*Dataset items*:
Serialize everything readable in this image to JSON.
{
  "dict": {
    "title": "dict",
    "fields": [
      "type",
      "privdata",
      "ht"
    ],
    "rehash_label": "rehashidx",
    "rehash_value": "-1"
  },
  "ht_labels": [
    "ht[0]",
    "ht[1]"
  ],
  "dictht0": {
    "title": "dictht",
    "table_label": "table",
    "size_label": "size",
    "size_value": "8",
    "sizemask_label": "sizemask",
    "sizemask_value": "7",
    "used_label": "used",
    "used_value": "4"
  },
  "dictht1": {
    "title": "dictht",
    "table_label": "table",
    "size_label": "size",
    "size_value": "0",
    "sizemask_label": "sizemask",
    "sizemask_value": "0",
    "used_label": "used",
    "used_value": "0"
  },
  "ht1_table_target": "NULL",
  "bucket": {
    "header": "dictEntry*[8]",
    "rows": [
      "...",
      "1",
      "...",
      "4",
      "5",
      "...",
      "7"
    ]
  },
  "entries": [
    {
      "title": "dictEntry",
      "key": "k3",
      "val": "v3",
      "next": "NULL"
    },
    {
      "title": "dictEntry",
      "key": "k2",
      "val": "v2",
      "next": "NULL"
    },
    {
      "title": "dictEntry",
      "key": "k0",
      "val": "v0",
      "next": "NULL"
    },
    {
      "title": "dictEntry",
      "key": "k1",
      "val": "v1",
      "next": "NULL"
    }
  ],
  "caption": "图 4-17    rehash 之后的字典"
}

*Exercise details*: Output every entry shown above, exactly.

*Solution for this task*:
Serialize everything readable in this image to JSON.
{
  "dict": {
    "title": "dict",
    "fields": [
      "type",
      "privdata",
      "ht"
    ],
    "rehash_label": "rehashidx",
    "rehash_value": "-1"
  },
  "ht_labels": [
    "ht[0]",
    "ht[1]"
  ],
  "dictht0": {
    "title": "dictht",
    "table_label": "table",
    "size_label": "size",
    "size_value": "8",
    "sizemask_label": "sizemask",
    "sizemask_value": "7",
    "used_label": "used",
    "used_value": "4"
  },
  "dictht1": {
    "title": "dictht",
    "table_label": "table",
    "size_label": "size",
    "size_value": "0",
    "sizemask_label": "sizemask",
    "sizemask_value": "0",
    "used_label": "used",
    "used_value": "0"
  },
  "ht1_table_target": "NULL",
  "bucket": {
    "header": "dictEntry*[8]",
    "rows": [
      "...",
      "1",
      "...",
      "4",
      "5",
      "...",
      "7"
    ]
  },
  "entries": [
    {
      "title": "dictEntry",
      "key": "k3",
      "val": "v3",
      "next": "NULL"
    },
    {
      "title": "dictEntry",
      "key": "k2",
      "val": "v2",
      "next": "NULL"
    },
    {
      "title": "dictEntry",
      "key": "k0",
      "val": "v0",
      "next": "NULL"
    },
    {
      "title": "dictEntry",
      "key": "k1",
      "val": "v1",
      "next": "NULL"
    }
  ],
  "caption": "图 4-17    rehash 之后的字典"
}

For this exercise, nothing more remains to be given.